§ Written instruction
Tally the lines holding the string "pred" and reply with that number alone.

Figure content listings
* Begin *
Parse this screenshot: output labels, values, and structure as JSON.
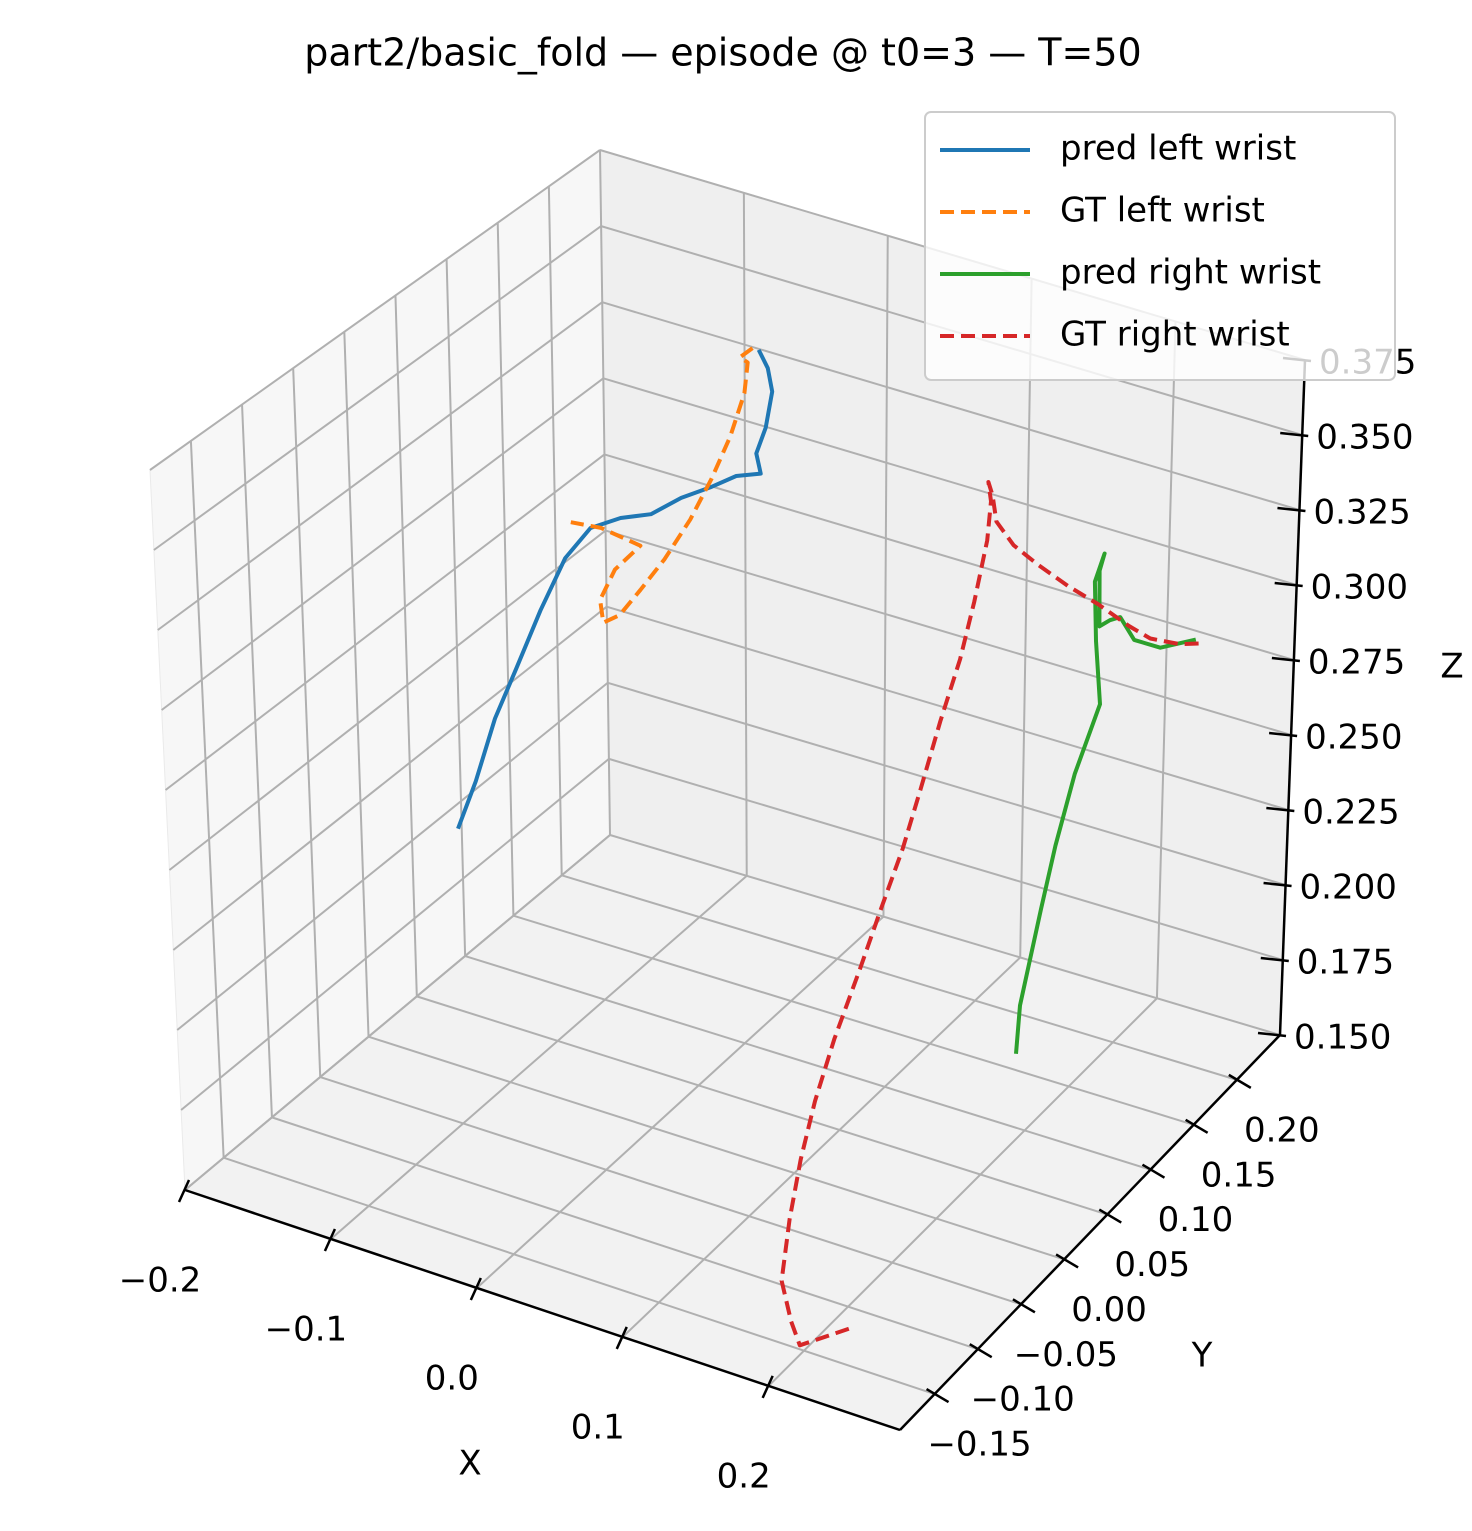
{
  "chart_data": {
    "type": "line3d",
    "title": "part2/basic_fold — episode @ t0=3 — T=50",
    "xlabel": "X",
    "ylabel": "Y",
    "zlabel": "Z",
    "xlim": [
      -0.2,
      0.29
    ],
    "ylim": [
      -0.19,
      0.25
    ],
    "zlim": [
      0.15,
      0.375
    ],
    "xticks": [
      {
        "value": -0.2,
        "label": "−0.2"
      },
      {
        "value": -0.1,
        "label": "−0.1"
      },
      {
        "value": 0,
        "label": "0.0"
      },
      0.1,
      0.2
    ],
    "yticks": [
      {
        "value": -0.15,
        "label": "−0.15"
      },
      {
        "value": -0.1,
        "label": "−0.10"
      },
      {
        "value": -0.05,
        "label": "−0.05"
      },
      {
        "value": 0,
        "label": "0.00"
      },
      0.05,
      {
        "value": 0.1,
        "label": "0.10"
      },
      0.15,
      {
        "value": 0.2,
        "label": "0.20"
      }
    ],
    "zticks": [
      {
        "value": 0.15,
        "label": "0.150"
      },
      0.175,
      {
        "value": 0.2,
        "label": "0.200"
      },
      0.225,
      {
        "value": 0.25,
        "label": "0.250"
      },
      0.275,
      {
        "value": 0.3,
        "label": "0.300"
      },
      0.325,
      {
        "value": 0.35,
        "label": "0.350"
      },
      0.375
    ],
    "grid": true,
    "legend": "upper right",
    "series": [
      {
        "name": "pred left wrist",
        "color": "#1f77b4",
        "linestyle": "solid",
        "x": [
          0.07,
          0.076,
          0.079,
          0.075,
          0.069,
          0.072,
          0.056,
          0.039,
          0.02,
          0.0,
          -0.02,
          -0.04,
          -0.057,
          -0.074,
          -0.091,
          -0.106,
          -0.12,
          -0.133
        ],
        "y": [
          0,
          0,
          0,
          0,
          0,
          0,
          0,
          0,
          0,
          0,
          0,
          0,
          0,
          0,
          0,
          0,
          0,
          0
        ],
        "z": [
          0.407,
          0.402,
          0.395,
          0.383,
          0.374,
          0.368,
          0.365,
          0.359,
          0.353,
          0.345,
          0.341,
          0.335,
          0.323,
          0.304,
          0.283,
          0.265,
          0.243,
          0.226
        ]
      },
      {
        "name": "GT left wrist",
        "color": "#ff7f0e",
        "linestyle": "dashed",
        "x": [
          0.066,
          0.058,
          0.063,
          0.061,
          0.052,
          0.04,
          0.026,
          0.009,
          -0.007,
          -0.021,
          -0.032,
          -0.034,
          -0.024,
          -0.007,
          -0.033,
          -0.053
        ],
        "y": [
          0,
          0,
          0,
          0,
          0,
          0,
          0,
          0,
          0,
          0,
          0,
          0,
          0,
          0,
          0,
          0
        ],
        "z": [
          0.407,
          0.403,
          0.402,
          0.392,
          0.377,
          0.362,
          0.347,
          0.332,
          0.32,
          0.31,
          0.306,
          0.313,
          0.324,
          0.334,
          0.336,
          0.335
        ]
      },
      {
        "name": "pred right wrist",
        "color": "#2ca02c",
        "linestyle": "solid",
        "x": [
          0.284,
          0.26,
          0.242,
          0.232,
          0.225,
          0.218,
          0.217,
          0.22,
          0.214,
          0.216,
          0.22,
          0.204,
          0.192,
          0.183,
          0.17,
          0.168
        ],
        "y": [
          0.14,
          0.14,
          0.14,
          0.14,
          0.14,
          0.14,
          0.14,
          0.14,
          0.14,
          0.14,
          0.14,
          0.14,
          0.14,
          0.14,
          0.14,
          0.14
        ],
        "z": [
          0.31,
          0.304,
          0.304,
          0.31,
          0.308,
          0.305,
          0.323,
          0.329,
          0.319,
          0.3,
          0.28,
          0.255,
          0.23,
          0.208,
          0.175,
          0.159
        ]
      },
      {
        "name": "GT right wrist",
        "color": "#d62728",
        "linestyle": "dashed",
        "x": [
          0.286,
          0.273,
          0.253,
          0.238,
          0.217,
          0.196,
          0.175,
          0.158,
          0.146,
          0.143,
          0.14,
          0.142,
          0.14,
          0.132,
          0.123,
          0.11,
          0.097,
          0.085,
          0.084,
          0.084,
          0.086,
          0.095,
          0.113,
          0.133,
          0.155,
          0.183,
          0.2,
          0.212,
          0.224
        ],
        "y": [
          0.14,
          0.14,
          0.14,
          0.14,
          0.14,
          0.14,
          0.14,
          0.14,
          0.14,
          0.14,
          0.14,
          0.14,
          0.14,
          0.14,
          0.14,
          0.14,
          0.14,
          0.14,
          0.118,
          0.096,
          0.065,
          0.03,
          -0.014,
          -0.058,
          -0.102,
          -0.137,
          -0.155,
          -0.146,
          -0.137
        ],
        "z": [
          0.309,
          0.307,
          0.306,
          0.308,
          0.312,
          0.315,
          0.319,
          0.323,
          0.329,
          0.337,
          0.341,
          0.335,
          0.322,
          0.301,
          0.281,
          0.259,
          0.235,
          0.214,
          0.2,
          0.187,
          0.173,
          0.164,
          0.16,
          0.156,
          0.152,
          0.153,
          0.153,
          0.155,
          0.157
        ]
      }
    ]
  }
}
* End *
* Begin *
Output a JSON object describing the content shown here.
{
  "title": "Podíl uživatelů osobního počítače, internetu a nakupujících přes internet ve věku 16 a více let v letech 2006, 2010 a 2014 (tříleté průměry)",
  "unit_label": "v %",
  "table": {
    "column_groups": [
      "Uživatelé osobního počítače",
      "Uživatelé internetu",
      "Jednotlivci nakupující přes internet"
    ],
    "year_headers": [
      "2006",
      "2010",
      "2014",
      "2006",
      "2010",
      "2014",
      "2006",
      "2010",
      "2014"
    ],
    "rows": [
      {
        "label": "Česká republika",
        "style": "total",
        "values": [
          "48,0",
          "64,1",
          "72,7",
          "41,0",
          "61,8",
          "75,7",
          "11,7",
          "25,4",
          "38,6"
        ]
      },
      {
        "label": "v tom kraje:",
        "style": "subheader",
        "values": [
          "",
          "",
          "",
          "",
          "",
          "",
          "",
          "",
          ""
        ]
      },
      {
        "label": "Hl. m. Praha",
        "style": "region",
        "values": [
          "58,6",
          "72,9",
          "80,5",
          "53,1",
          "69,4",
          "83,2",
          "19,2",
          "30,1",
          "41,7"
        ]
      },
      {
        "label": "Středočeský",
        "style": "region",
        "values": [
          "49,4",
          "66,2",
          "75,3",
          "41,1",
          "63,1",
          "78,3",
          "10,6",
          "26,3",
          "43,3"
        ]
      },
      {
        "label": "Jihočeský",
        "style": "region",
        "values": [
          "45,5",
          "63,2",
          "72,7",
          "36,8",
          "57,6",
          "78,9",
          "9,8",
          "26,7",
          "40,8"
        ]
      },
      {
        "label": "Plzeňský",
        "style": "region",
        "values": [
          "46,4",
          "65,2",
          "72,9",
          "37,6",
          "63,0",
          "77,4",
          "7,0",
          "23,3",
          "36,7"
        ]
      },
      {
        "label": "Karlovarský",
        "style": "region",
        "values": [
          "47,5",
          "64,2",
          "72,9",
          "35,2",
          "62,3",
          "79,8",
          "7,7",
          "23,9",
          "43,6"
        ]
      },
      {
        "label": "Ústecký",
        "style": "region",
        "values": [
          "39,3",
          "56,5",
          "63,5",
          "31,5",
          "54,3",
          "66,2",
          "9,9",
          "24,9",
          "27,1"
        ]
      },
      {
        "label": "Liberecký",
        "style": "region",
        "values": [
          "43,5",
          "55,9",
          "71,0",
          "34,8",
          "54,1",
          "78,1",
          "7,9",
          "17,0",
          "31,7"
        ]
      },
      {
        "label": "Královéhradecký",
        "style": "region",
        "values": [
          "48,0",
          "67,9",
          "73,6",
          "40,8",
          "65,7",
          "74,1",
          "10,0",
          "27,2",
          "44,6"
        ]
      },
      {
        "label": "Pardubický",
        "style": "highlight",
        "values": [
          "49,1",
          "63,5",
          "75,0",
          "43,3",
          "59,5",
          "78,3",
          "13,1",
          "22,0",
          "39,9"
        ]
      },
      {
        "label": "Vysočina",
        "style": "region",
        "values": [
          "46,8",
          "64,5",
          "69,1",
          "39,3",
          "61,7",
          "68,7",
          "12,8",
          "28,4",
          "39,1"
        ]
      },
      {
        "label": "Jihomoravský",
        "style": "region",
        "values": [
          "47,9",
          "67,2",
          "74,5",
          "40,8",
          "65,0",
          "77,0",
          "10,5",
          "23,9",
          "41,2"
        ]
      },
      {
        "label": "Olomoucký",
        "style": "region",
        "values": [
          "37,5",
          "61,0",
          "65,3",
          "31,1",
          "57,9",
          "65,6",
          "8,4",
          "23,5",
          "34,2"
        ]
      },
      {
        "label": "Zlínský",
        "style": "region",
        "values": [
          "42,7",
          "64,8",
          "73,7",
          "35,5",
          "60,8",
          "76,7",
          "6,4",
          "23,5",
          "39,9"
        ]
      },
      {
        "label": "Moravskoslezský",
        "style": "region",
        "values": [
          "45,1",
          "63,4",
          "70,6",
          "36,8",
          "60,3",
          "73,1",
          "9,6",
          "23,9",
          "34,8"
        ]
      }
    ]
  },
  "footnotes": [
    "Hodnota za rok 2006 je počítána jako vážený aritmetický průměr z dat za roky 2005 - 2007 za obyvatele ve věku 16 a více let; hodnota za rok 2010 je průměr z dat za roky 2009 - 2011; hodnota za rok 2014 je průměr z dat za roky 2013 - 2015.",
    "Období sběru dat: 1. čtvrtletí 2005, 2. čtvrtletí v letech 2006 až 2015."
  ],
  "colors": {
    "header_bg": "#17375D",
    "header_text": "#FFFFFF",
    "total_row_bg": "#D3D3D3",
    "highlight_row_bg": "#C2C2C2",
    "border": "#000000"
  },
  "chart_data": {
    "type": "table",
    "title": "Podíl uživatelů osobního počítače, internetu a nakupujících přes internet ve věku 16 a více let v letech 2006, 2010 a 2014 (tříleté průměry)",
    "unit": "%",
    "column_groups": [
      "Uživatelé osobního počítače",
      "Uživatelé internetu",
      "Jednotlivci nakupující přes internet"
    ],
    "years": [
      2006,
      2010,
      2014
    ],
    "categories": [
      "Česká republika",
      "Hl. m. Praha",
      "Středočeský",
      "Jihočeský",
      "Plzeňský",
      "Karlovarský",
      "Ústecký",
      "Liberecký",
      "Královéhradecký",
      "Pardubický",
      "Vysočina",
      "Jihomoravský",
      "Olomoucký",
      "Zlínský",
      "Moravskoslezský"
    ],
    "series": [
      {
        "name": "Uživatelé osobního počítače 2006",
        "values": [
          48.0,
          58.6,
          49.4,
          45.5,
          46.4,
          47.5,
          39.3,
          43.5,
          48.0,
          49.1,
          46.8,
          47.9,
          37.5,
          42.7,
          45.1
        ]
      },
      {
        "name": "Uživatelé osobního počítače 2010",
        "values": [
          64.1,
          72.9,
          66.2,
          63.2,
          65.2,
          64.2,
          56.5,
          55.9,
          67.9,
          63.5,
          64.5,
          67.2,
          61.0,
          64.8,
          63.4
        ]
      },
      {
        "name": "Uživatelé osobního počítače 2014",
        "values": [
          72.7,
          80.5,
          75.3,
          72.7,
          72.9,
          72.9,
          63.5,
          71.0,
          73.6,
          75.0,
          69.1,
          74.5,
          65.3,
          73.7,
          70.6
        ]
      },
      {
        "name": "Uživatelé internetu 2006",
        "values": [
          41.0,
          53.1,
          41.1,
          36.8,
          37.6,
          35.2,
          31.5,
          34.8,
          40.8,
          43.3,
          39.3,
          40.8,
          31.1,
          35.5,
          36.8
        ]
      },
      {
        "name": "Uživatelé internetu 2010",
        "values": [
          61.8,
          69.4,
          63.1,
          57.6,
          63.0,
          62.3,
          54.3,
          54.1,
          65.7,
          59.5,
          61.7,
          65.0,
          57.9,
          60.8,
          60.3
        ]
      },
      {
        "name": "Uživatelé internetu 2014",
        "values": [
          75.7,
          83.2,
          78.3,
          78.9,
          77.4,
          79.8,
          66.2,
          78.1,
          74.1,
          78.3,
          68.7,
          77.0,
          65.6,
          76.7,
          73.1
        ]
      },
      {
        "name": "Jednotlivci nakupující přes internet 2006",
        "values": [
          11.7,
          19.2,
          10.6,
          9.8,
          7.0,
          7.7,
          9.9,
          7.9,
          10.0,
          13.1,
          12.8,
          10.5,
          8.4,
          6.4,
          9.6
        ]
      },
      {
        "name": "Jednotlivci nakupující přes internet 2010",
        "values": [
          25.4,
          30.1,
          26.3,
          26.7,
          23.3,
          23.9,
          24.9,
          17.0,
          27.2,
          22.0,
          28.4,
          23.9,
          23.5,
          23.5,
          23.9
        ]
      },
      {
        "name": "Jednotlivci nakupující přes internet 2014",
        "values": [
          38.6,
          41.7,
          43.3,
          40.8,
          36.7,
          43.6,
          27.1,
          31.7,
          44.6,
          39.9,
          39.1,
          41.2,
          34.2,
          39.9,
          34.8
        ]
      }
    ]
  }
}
* End *
§ Response
2